_INSTRUÇÃO DADA A_
Formate como uma lista JSON de strings, uma para cada linha e sem as linhas em branco, o trecho dos registros que começa na linha que contém "Segment this screenshot: for" e segue até a linha que contém "page-number: 69 [1268,242,1299,275]", ambas incluídas. Deixe as imagens de fora da resposta.
━━━━━ TRECHO DA FONTE ━━━━━
É como estar em casa. Essa é a sensação de acompanhar a troca dos trilhos de ponte ferroviária centenária, na Serra do Mar (Paraná, Brasil). Dagny Taggart sentia o mesmo ao ver os trilhos de metal Rearden fixados cuidadosamente em dormentes, dando forma ao que viria se tornar a linha ferroviária John Galt (Colorado, EUA).
Por inúmeras vezes, enquanto lia o livro de Ayn Rand, não era o rosto de Dagny que vinha em minha cabeça, mas o meu próprio. Dez anos trabalhando em meio a trens e ainda me impressiono com cada um deles. Por mais formidável que seja transportar por vagões, o simples fato de ir e vir, a escolha pelo modo que se deseja fazer isso, ainda é uma escolha feita por um grupo específico, que se reconhece superior para tal. Onde estão os trens de passageiros no Brasil? Como são transportados a maior parte de nossos produtos? Por que estamos entre os 10 países com maior número de mortes causadas por acidentes rodoviários do mundo? “Quem é John Galt?”.
A revolta de Atlas, lançado nos Estados Unidos, em 1957, e muito conhecido por seu título em inglês “Atlas Shrugged”, só chegou ao Brasil em 1987, inicialmente como Quem é John Galt?, e posteriormente, em 2010, adotando o título atual. Sua autora, Ayn Rand, nasceu em 1905, em São Petersburgo, Rússia. Mudou-se para os Estados Unidos aos 21 anos, tornando-se uma das escritoras mais influentes da América. Diante de uma literatura consagrada, a escritora criou sua própria linha filosófica, denominada “Objetivismo”, na qual o uso da razão é o meio para a busca da felicidade individual.
Embora A revolta de Atlas tenha me arrebatado, logo de início, com o enredo e a ferrovia, os verdadeiros motivos que o tornaram um livro tão famoso vão muito além da ficção. Quer mais motivos para embarcar em suas 1216 páginas? Comece se perguntando quais são os seus valores, qual o seu objetivo como morador deste mundo, quais são os preços nos quais você negocia a sua vida, e quanto estaria disposto a pagar pela sua felicidade. Se, ao respondê-las, ainda estiver em dúvida, ou não encontrar as respostas, acredite – “não existem contradições. Se você discorda disso, então verifique suas premissas. Uma delas está errada”, e esse livro pode te provar isso.
━━━━━ DADOS DA TAREFA ━━━━━
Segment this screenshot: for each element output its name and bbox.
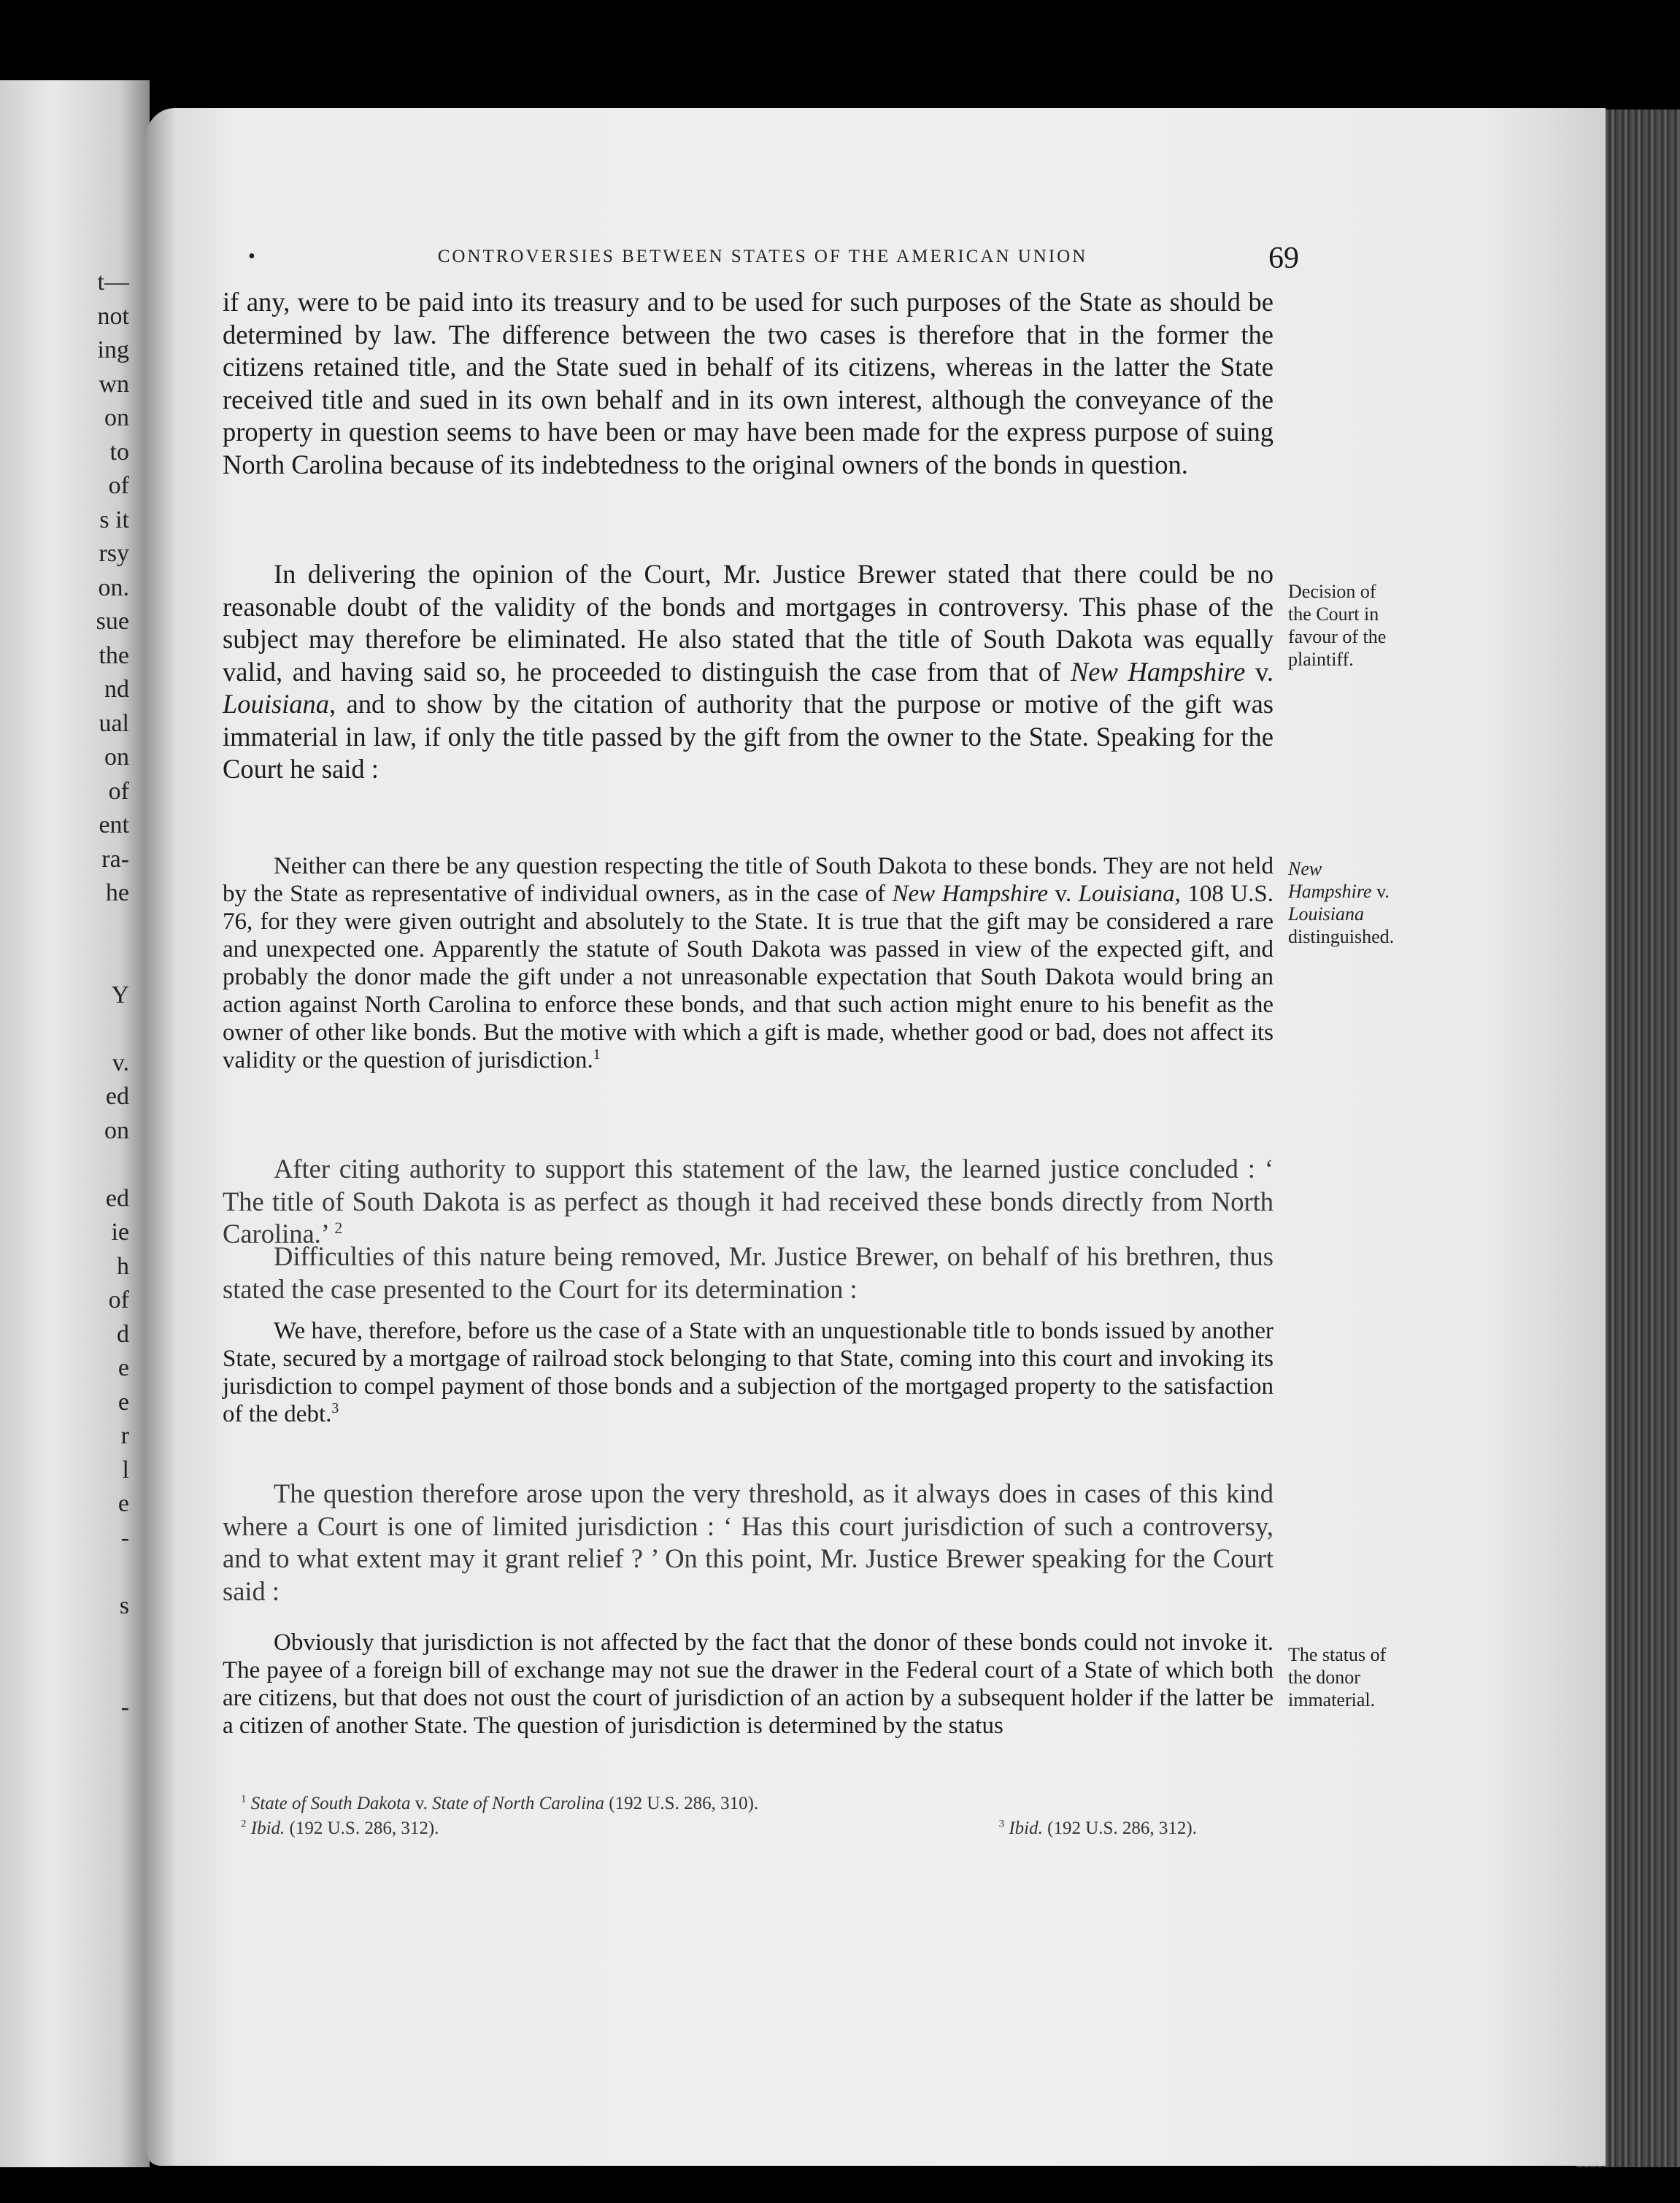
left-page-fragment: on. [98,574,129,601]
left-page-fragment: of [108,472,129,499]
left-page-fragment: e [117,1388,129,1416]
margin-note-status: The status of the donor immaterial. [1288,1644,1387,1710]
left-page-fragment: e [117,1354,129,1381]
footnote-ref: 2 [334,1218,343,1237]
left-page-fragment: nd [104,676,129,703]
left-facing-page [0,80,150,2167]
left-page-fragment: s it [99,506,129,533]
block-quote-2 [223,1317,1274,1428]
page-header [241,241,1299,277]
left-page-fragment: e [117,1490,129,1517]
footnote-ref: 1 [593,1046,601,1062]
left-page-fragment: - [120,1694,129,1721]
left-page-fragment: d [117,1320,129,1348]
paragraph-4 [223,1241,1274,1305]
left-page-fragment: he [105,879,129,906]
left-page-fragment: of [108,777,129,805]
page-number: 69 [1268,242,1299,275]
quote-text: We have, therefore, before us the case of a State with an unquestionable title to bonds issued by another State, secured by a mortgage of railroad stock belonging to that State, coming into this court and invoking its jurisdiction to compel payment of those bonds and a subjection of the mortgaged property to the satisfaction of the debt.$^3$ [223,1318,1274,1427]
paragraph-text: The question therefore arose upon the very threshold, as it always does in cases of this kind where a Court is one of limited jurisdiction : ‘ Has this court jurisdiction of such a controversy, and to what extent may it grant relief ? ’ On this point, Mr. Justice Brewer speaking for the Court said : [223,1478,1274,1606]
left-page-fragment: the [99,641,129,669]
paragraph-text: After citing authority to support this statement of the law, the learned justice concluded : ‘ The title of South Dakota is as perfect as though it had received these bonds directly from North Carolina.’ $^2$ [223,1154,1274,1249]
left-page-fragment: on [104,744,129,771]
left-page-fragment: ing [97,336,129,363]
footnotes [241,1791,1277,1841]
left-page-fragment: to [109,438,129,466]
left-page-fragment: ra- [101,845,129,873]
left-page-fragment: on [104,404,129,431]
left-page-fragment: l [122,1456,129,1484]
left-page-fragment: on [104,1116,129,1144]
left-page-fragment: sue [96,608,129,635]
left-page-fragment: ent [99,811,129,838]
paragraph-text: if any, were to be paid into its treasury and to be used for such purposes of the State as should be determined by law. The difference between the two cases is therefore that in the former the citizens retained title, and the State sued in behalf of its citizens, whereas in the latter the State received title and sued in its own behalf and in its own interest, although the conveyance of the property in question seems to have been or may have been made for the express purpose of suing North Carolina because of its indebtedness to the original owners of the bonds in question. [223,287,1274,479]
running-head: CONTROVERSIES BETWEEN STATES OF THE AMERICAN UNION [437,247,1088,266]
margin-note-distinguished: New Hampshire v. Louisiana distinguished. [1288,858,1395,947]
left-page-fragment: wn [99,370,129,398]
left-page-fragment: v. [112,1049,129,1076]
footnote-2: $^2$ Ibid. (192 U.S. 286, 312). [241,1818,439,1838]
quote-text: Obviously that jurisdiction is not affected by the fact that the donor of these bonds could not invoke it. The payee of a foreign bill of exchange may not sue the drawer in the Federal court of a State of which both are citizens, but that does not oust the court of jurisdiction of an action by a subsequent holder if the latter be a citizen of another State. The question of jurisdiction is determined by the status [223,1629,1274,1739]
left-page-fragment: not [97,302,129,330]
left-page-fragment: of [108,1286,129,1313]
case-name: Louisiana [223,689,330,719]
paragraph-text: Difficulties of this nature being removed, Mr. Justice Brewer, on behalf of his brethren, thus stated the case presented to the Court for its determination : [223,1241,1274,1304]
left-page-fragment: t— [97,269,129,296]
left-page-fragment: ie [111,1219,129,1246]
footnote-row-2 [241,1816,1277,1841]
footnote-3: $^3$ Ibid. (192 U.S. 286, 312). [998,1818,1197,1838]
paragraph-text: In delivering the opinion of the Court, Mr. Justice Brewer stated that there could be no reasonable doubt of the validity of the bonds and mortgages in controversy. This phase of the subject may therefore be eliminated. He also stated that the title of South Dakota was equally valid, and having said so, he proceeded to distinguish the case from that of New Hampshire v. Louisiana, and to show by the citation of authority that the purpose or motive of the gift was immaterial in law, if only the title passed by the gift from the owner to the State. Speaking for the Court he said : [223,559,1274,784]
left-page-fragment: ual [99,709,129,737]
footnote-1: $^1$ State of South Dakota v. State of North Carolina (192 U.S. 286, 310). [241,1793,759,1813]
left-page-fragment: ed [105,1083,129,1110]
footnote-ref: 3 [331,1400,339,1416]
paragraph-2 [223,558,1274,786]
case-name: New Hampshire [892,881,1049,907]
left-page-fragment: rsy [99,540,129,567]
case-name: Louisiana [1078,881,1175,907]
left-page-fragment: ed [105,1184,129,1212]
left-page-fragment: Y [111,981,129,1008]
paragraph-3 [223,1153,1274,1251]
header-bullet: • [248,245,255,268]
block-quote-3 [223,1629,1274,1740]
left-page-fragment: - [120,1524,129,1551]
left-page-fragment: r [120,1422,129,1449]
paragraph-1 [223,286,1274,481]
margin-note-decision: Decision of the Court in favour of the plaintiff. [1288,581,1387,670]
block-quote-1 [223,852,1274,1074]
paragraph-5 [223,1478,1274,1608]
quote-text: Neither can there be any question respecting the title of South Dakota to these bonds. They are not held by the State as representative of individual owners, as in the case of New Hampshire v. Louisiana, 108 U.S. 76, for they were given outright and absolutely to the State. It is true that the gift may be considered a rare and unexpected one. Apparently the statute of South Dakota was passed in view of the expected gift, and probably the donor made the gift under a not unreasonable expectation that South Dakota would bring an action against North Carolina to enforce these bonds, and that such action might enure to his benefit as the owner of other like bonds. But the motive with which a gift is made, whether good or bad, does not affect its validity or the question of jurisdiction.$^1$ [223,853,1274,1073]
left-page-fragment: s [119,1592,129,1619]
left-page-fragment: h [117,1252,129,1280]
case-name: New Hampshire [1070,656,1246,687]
━━━━━
━━━━━ DADOS DA TAREFA ━━━━━
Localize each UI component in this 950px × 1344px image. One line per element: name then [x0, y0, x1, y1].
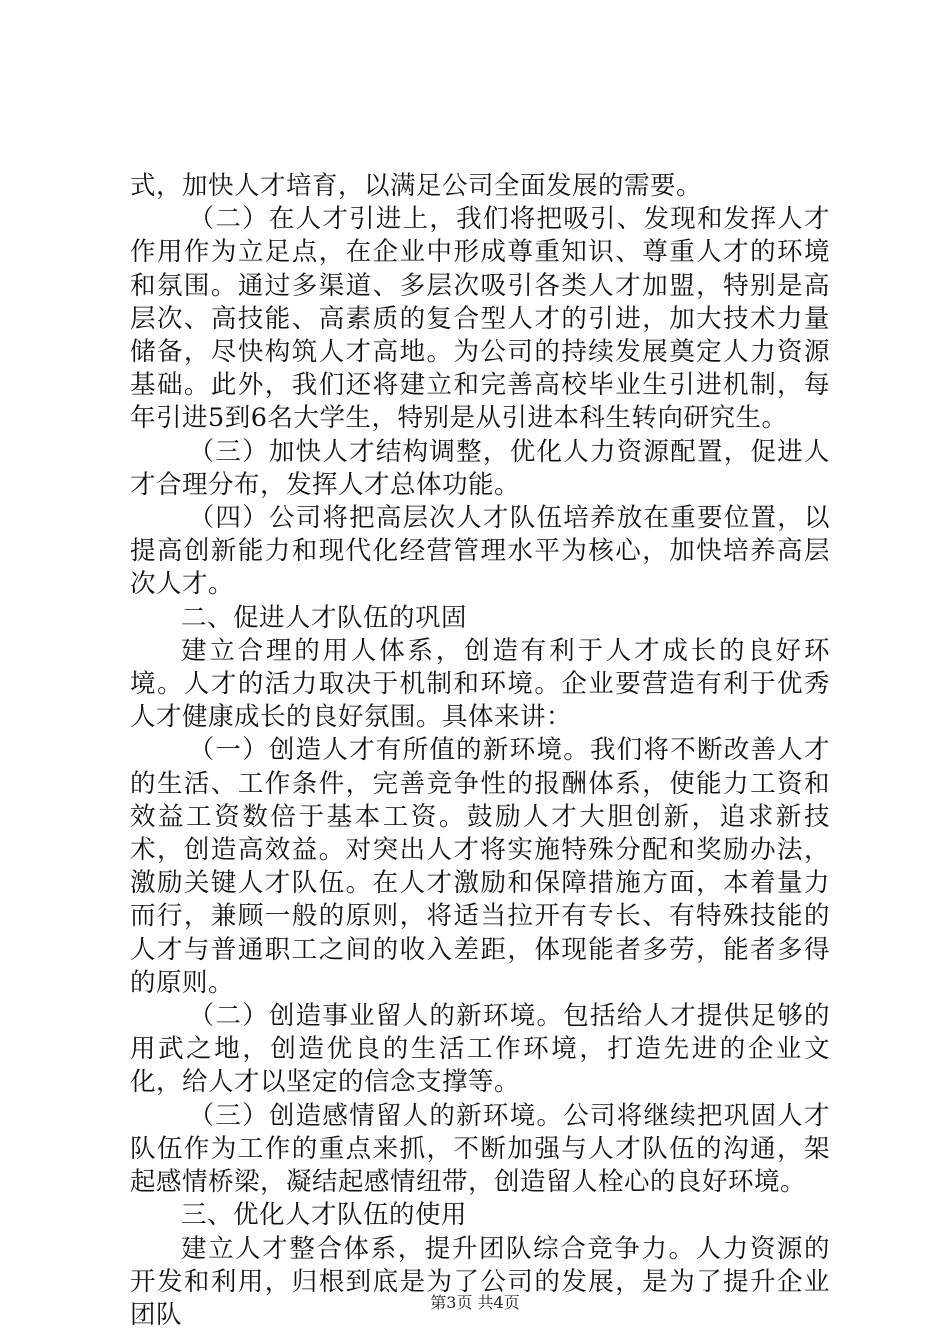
━━━━━
_INSTRUÇÃO DADA B_
No texto sobre A revolta de Atlas, por que quem discorda da citação final deve verificar suas premissas?

_SOLUÇÃO DO PROBLEMA A_
[
  "Segment this screenshot: for each element output its name and bbox.",
  "left-page-fragment: on. [98,574,129,601]",
  "left-page-fragment: of [108,472,129,499]",
  "left-page-fragment: e [117,1388,129,1416]",
  "margin-note-status: The status of the donor immaterial. [1288,1644,1387,1710]",
  "left-page-fragment: e [117,1354,129,1381]",
  "footnote-ref: 2 [334,1218,343,1237]",
  "left-page-fragment: nd [104,676,129,703]",
  "left-facing-page [0,80,150,2167]",
  "left-page-fragment: s it [99,506,129,533]",
  "block-quote-2 [223,1317,1274,1428]",
  "page-header [241,241,1299,277]",
  "left-page-fragment: e [117,1490,129,1517]",
  "footnote-ref: 1 [593,1046,601,1062]",
  "left-page-fragment: - [120,1694,129,1721]",
  "left-page-fragment: d [117,1320,129,1348]",
  "paragraph-4 [223,1241,1274,1305]",
  "left-page-fragment: he [105,879,129,906]",
  "left-page-fragment: of [108,777,129,805]",
  "page-number: 69 [1268,242,1299,275]"
]

_SOLUÇÃO DO PROBLEMA B_
Segundo a citação, não existem contradições. Por isso, se alguém discorda disso, uma de suas premissas está errada.